But how should the judicial system respond to bring the perpetrators to book? A system that depends on hard evidence, or even circumstantial in many cases, does not apparently find any. So who does this anger and outburst really serve? The media channels will lap up whatever is coming their way. In an all pervading inane news feeds that they get, this certainly is a TRP multiplier. Some shysters in the garb of investigative journalism and intelligent defense, are ever busy eliciting some spicy details which actually do more harm to the woman, who in the first place has come to seek justice for the horror that she has gone through. If observed dispassionately, are not the anchors of the media equally at fault? Are they really providing solace or are they extracting more spice and gore? Can a media trial really bring about justice? ‘Tark’, ‘Vitark’, and ‘Kutark’ or ‘Reason’, ‘Argument’ and ‘Sophism’ are all good in a Meta-debate, but do they really liberate the souls that are mauled beyond repair?
On the other hand, take the case of an allegation of sexual harassment against Ryan Seacrest of E! News, leveled by a former personal stylist in the aftermath of the #MeToo movement. Outside investigators, after several rounds of interrogation found the charges unsubstantiated with both sides trading charges. Maybe the investigation was rigged. Maybe it wasn't. Maybe she asked for money. Maybe she didn't. Maybe he's guilty. Maybe he's not. So the question now becomes, how we handle men stuck in the gray area, facing compelling accusations with compelling denials, whose guilt cannot be assessed with certitude, but nor can their innocence?

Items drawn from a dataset
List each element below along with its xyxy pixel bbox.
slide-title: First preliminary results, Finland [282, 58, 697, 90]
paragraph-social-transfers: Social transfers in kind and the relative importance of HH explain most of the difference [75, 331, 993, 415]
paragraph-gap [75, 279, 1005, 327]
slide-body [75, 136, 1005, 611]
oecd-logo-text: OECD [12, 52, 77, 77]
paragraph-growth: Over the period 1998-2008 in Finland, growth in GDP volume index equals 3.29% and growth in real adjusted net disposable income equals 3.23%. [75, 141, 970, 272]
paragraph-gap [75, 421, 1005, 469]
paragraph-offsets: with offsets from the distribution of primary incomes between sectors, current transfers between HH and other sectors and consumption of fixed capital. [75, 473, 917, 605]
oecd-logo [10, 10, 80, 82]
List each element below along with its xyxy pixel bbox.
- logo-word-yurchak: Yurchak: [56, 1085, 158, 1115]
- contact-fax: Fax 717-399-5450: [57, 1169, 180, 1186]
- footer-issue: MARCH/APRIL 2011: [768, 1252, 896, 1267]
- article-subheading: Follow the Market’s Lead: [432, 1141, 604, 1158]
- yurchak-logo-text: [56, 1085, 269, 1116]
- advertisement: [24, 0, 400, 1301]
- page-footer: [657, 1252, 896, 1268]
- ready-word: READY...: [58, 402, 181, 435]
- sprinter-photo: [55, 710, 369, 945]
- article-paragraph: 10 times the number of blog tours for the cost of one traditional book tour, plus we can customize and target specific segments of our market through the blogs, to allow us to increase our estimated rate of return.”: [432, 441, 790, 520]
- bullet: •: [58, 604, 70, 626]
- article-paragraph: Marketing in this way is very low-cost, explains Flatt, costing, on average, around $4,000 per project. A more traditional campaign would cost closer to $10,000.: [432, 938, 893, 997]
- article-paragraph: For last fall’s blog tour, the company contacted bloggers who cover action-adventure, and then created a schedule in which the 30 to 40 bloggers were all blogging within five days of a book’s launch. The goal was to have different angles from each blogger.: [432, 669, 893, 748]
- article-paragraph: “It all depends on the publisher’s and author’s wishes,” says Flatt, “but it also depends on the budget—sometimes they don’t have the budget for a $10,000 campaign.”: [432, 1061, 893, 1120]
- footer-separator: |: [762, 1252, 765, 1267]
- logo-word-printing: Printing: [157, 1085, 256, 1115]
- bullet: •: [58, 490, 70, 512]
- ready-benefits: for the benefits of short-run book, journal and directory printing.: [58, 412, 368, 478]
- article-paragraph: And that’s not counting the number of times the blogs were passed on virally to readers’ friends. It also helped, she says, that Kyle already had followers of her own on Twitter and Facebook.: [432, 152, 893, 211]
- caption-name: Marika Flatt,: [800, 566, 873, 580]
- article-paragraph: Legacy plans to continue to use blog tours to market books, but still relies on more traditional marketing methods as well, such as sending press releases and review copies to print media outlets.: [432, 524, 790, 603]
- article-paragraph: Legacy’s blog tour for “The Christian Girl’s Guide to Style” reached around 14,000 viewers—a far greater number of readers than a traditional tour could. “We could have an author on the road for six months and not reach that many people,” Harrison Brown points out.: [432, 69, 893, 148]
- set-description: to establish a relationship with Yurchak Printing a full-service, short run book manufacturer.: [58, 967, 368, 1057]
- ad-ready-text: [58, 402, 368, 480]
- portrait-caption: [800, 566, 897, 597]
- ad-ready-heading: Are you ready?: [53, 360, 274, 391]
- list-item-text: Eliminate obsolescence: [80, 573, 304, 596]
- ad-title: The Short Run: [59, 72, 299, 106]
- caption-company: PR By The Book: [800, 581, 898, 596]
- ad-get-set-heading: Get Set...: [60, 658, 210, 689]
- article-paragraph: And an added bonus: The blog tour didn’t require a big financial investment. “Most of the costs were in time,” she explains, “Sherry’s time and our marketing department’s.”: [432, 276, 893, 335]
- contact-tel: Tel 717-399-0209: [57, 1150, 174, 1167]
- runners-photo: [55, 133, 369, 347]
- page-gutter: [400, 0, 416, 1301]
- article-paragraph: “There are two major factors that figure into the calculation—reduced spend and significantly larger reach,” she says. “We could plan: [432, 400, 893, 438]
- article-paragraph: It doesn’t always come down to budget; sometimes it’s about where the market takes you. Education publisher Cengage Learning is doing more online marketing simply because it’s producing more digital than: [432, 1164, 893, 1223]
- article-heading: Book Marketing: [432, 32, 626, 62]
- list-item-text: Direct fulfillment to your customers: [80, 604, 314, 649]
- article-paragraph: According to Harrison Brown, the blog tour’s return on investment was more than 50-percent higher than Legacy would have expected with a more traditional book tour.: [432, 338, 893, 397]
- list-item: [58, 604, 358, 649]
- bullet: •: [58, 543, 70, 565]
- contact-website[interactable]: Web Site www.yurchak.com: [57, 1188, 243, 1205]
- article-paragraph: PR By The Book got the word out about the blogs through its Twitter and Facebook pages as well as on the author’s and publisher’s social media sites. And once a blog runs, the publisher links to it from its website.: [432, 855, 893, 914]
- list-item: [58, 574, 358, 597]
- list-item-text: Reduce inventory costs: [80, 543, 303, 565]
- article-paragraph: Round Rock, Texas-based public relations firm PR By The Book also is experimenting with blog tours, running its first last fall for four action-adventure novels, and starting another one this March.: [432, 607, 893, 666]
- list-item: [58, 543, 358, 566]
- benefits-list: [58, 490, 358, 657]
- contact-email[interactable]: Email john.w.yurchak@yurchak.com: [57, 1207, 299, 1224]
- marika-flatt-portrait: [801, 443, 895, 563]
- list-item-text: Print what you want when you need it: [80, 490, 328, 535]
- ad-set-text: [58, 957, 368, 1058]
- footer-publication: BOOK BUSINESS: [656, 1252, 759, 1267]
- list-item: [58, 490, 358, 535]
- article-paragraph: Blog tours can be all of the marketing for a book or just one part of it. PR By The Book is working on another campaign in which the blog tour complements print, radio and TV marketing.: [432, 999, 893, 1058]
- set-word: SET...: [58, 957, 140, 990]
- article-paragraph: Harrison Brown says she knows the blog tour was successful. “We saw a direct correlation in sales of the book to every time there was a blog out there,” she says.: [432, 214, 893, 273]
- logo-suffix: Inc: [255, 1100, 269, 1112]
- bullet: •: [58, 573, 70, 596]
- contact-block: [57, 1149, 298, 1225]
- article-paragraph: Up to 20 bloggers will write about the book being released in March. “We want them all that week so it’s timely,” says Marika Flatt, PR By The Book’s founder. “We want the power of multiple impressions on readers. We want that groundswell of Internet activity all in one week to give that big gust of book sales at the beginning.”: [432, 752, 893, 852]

### ABOUT THIS TASK
State whether each statement agrees with the passage on media trials and harassment allegations, answering yes or no and quoting the deciding words: (a) Outside investigators found the charges against Ryan Seacrest unsubstantiated. (b) The allegation against Ryan Seacrest was made by a former producer. (c) The media coverage of such cases is called a TRP multiplier. The material is taken from a separate source.

### EXPECTED ANSWER
(a) Yes: "Outside investigators, after several rounds of interrogation found the charges unsubstantiated"
(b) No: "leveled by a former personal stylist"
(c) Yes: "this certainly is a TRP multiplier"